# REQUIRED TASK
Extract the lines that hold the string "JSON".

# RECORDS PROVIDED
····················

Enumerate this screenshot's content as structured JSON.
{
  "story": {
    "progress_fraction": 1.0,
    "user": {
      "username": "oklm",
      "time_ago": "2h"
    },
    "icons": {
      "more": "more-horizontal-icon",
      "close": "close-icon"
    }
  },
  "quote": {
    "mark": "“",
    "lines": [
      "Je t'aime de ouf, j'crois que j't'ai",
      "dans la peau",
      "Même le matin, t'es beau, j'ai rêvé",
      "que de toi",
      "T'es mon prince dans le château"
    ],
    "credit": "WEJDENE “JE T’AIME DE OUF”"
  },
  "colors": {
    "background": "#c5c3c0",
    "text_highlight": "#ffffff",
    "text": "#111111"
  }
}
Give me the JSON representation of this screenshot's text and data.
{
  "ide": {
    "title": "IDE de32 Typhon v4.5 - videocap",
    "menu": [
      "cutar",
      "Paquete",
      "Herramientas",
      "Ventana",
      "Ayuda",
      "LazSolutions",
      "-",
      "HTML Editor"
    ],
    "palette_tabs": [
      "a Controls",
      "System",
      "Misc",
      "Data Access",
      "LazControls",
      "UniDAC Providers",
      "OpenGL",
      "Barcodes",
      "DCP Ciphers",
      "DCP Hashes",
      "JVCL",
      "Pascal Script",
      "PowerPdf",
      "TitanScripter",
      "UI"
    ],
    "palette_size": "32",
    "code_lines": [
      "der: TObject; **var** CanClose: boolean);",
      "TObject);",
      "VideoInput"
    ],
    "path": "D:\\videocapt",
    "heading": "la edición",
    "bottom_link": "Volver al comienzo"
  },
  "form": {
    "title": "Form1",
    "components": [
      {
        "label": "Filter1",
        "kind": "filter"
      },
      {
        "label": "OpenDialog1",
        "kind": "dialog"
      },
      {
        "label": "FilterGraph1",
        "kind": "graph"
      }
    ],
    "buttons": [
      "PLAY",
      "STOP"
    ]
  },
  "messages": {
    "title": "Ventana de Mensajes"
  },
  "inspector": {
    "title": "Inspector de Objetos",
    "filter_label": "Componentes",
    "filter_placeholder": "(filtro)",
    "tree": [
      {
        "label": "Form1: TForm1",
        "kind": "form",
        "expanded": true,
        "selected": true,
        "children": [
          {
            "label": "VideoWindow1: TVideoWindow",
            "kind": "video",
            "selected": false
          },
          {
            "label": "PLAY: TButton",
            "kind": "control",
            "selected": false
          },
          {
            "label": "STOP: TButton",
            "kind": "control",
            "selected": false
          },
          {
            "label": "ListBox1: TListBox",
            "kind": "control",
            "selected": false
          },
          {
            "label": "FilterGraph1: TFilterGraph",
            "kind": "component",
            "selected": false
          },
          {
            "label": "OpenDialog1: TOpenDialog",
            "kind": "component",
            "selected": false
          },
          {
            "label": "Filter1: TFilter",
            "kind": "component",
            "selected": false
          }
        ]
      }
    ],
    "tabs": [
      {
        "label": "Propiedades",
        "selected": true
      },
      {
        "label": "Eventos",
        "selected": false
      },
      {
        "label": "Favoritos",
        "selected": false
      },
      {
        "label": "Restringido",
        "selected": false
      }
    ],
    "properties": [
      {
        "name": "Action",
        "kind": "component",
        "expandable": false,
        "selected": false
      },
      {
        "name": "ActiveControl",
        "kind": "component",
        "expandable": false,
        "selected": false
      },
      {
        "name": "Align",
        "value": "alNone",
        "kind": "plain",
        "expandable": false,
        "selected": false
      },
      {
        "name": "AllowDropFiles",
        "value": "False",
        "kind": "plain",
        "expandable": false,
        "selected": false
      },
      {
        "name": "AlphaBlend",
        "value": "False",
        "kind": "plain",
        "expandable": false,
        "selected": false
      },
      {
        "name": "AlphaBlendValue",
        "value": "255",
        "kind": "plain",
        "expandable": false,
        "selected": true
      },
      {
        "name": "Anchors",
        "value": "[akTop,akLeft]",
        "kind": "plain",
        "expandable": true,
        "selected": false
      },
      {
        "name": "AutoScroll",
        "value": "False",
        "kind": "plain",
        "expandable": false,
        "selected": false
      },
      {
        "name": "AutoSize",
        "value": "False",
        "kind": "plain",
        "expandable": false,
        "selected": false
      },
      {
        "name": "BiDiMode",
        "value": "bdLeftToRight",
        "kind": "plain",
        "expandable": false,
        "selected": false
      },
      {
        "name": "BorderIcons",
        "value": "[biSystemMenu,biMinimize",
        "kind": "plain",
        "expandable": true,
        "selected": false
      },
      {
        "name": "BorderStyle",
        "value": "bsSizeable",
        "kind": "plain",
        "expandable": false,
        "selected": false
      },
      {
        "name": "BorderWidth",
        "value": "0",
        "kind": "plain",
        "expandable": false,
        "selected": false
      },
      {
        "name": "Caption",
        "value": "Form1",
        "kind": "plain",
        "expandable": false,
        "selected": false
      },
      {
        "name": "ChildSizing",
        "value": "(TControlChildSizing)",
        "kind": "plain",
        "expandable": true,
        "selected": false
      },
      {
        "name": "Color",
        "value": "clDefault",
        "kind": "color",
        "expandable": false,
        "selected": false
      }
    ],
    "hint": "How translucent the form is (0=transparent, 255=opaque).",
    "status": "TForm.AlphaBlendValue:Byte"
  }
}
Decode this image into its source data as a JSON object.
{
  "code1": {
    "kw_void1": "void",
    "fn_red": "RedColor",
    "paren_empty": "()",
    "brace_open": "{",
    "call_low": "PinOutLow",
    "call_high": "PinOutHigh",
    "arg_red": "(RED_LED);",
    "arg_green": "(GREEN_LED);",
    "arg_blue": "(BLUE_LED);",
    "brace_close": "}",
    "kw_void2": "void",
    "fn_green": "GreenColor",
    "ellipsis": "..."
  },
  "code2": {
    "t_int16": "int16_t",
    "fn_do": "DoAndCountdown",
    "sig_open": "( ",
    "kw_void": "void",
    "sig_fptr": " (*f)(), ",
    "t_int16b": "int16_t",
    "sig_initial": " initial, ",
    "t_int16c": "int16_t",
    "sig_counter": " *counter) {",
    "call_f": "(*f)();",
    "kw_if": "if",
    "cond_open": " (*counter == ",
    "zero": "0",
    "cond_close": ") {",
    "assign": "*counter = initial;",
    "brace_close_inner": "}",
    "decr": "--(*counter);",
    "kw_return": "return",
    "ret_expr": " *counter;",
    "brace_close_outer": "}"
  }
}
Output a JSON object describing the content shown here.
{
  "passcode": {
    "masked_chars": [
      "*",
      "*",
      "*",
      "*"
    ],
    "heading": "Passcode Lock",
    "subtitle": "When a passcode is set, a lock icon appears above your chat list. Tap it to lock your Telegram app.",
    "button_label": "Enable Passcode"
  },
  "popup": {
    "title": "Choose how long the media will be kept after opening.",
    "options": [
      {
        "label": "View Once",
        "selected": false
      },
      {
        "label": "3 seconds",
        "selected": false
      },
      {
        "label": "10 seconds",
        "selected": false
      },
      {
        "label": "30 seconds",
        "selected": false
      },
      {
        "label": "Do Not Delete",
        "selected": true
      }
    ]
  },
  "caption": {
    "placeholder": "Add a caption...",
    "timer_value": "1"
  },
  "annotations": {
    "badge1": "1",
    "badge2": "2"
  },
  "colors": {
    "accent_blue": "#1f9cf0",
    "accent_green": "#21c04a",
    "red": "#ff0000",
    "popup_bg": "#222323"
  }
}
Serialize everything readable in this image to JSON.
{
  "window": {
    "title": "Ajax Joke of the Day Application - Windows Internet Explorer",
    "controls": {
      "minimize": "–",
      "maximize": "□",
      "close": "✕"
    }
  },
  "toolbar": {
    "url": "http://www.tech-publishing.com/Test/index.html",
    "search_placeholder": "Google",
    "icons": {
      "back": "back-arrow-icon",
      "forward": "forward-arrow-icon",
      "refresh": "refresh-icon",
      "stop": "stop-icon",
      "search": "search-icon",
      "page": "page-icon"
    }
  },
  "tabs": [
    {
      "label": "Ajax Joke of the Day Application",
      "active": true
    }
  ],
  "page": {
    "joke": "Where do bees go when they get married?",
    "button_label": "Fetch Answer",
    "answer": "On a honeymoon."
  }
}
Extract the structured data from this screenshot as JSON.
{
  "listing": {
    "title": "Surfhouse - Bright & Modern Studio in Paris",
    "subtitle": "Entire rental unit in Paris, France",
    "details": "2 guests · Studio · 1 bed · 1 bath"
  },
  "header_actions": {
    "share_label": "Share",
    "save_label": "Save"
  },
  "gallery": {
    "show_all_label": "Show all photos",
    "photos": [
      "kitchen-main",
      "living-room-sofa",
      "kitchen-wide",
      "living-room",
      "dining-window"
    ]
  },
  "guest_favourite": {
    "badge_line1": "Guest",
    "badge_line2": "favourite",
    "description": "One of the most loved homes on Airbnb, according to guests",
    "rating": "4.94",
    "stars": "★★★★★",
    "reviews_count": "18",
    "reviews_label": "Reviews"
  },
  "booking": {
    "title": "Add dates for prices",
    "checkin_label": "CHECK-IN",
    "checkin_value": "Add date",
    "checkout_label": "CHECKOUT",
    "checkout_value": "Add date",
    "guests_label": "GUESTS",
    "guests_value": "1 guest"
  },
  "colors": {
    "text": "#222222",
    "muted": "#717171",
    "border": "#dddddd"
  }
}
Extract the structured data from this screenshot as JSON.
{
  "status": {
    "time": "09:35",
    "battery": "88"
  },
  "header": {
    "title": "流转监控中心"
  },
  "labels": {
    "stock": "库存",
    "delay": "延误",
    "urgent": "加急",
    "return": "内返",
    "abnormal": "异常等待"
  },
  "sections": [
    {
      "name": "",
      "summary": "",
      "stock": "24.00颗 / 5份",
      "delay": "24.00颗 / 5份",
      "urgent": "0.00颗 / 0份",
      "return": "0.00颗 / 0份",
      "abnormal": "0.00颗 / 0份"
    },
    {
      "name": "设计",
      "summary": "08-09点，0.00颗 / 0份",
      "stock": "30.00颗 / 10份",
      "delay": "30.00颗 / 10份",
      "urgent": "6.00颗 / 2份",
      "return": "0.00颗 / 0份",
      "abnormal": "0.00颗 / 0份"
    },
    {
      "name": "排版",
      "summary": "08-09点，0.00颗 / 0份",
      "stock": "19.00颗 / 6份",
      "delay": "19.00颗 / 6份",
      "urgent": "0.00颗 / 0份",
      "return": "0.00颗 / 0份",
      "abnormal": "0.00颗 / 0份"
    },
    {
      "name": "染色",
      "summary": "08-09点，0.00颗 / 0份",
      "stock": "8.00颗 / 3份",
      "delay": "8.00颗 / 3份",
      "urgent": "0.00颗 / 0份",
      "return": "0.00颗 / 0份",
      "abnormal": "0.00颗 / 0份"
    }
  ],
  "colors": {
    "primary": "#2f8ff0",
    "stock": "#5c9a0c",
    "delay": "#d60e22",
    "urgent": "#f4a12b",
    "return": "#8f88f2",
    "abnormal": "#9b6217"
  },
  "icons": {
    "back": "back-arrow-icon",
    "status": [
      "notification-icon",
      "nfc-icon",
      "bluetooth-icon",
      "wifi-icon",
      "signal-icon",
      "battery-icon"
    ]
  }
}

····················

# SOLUTION TO THIS PROBLEM
Enumerate this screenshot's content as structured JSON.
Give me the JSON representation of this screenshot's text and data.
Decode this image into its source data as a JSON object.
Output a JSON object describing the content shown here.
Serialize everything readable in this image to JSON.
Extract the structured data from this screenshot as JSON.
Extract the structured data from this screenshot as JSON.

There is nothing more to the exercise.